> [Problem description]: Write out the material exactly, without any of its pictures.

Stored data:
******************************
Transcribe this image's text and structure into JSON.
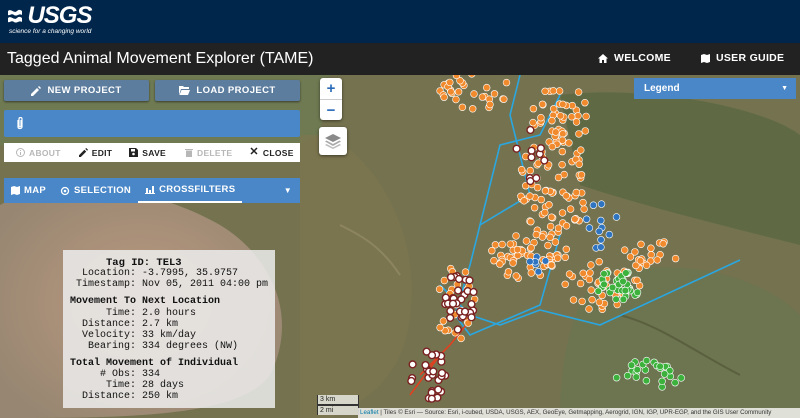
{
  "brand": {
    "name": "USGS",
    "tagline": "science for a changing world"
  },
  "app": {
    "title": "Tagged Animal Movement Explorer (TAME)"
  },
  "nav": {
    "welcome": "WELCOME",
    "user_guide": "USER GUIDE"
  },
  "toolbar": {
    "new_project": "NEW PROJECT",
    "load_project": "LOAD PROJECT"
  },
  "actions": {
    "about": "ABOUT",
    "edit": "EDIT",
    "save": "SAVE",
    "delete": "DELETE",
    "close": "CLOSE"
  },
  "tabs": {
    "map": "MAP",
    "selection": "SELECTION",
    "crossfilters": "CROSSFILTERS",
    "active": "crossfilters"
  },
  "map_controls": {
    "zoom_in": "+",
    "zoom_out": "−"
  },
  "legend": {
    "label": "Legend"
  },
  "info": {
    "tag_line": "Tag ID: TEL3",
    "location": "Location: -3.7995, 35.9757",
    "timestamp": "Timestamp: Nov 05, 2011 04:00 pm",
    "next_heading": "Movement To Next Location",
    "time": "Time: 2.0 hours",
    "distance": "Distance: 2.7 km",
    "velocity": "Velocity: 33 km/day",
    "bearing": "Bearing: 334 degrees (NW)",
    "total_heading": "Total Movement of Individual",
    "obs": "# Obs: 334",
    "total_time": "Time: 28 days",
    "total_distance": "Distance: 250 km"
  },
  "scale": {
    "km": "3 km",
    "mi": "2 mi"
  },
  "attribution": {
    "leaflet": "Leaflet",
    "text": " | Tiles © Esri — Source: Esri, i-cubed, USDA, USGS, AEX, GeoEye, Getmapping, Aerogrid, IGN, IGP, UPR-EGP, and the GIS User Community"
  },
  "colors": {
    "header_navy": "#00264c",
    "app_bar": "#222222",
    "panel_blue": "#4a87c8",
    "button_blue": "#5c7d9e",
    "points_orange": "#f08a2c",
    "points_green": "#3cb23c",
    "points_blue": "#2f74c0",
    "track_cyan": "#2aa7e0",
    "track_red": "#e04020"
  }
}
******************************
> [Response to this task]:
Transcribe this image's text and structure into JSON.
{
  "brand": {
    "name": "USGS",
    "tagline": "science for a changing world"
  },
  "app": {
    "title": "Tagged Animal Movement Explorer (TAME)"
  },
  "nav": {
    "welcome": "WELCOME",
    "user_guide": "USER GUIDE"
  },
  "toolbar": {
    "new_project": "NEW PROJECT",
    "load_project": "LOAD PROJECT"
  },
  "actions": {
    "about": "ABOUT",
    "edit": "EDIT",
    "save": "SAVE",
    "delete": "DELETE",
    "close": "CLOSE"
  },
  "tabs": {
    "map": "MAP",
    "selection": "SELECTION",
    "crossfilters": "CROSSFILTERS",
    "active": "crossfilters"
  },
  "map_controls": {
    "zoom_in": "+",
    "zoom_out": "−"
  },
  "legend": {
    "label": "Legend"
  },
  "info": {
    "tag_line": "Tag ID: TEL3",
    "location": "Location: -3.7995, 35.9757",
    "timestamp": "Timestamp: Nov 05, 2011 04:00 pm",
    "next_heading": "Movement To Next Location",
    "time": "Time: 2.0 hours",
    "distance": "Distance: 2.7 km",
    "velocity": "Velocity: 33 km/day",
    "bearing": "Bearing: 334 degrees (NW)",
    "total_heading": "Total Movement of Individual",
    "obs": "# Obs: 334",
    "total_time": "Time: 28 days",
    "total_distance": "Distance: 250 km"
  },
  "scale": {
    "km": "3 km",
    "mi": "2 mi"
  },
  "attribution": {
    "leaflet": "Leaflet",
    "text": " | Tiles © Esri — Source: Esri, i-cubed, USDA, USGS, AEX, GeoEye, Getmapping, Aerogrid, IGN, IGP, UPR-EGP, and the GIS User Community"
  },
  "colors": {
    "header_navy": "#00264c",
    "app_bar": "#222222",
    "panel_blue": "#4a87c8",
    "button_blue": "#5c7d9e",
    "points_orange": "#f08a2c",
    "points_green": "#3cb23c",
    "points_blue": "#2f74c0",
    "track_cyan": "#2aa7e0",
    "track_red": "#e04020"
  }
}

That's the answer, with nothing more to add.